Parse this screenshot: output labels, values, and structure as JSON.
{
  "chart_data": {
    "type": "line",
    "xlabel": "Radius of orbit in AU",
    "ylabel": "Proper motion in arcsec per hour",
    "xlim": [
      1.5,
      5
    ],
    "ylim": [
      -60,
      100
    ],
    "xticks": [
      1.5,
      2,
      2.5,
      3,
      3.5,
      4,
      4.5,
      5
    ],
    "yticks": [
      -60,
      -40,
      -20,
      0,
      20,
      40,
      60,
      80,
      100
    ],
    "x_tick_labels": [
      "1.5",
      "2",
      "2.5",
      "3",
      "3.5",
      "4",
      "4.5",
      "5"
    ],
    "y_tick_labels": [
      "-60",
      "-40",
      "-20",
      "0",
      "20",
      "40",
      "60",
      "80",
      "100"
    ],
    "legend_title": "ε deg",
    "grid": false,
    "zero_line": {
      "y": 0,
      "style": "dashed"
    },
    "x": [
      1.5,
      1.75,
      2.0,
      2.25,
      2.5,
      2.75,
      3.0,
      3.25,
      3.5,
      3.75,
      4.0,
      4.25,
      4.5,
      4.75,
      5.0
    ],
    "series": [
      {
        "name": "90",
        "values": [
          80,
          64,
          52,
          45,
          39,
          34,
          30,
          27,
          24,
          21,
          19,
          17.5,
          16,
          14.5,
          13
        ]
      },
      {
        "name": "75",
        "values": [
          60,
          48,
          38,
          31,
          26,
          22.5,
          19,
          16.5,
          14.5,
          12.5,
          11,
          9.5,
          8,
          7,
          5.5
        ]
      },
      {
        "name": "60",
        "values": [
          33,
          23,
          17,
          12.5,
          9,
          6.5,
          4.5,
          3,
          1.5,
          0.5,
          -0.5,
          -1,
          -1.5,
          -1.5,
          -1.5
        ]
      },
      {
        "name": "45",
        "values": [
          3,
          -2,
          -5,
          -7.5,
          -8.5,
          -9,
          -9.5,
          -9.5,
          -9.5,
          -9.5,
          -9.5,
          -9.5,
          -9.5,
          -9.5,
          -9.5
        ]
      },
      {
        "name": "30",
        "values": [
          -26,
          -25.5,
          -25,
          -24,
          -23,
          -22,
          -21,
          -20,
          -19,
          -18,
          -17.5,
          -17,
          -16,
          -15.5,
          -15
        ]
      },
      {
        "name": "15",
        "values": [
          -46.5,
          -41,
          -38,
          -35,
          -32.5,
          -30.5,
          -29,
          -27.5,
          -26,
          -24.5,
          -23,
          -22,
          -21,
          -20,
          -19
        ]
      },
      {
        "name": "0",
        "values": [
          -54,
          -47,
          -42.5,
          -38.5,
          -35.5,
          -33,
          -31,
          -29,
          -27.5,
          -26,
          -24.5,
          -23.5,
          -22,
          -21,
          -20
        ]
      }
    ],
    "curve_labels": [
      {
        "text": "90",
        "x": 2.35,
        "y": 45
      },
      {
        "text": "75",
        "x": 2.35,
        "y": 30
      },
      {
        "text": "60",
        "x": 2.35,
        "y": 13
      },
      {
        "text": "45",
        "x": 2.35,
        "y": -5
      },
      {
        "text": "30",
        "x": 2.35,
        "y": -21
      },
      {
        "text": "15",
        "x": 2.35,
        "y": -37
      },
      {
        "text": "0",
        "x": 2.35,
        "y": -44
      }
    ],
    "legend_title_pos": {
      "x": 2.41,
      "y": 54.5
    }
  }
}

◆ ◆ ◆ ◆ ◆

▶ Task details
Return all the lines that contain the string "name".

▶ Written response
        "name": "90",
        "name": "75",
        "name": "60",
        "name": "45",
        "name": "30",
        "name": "15",
        "name": "0",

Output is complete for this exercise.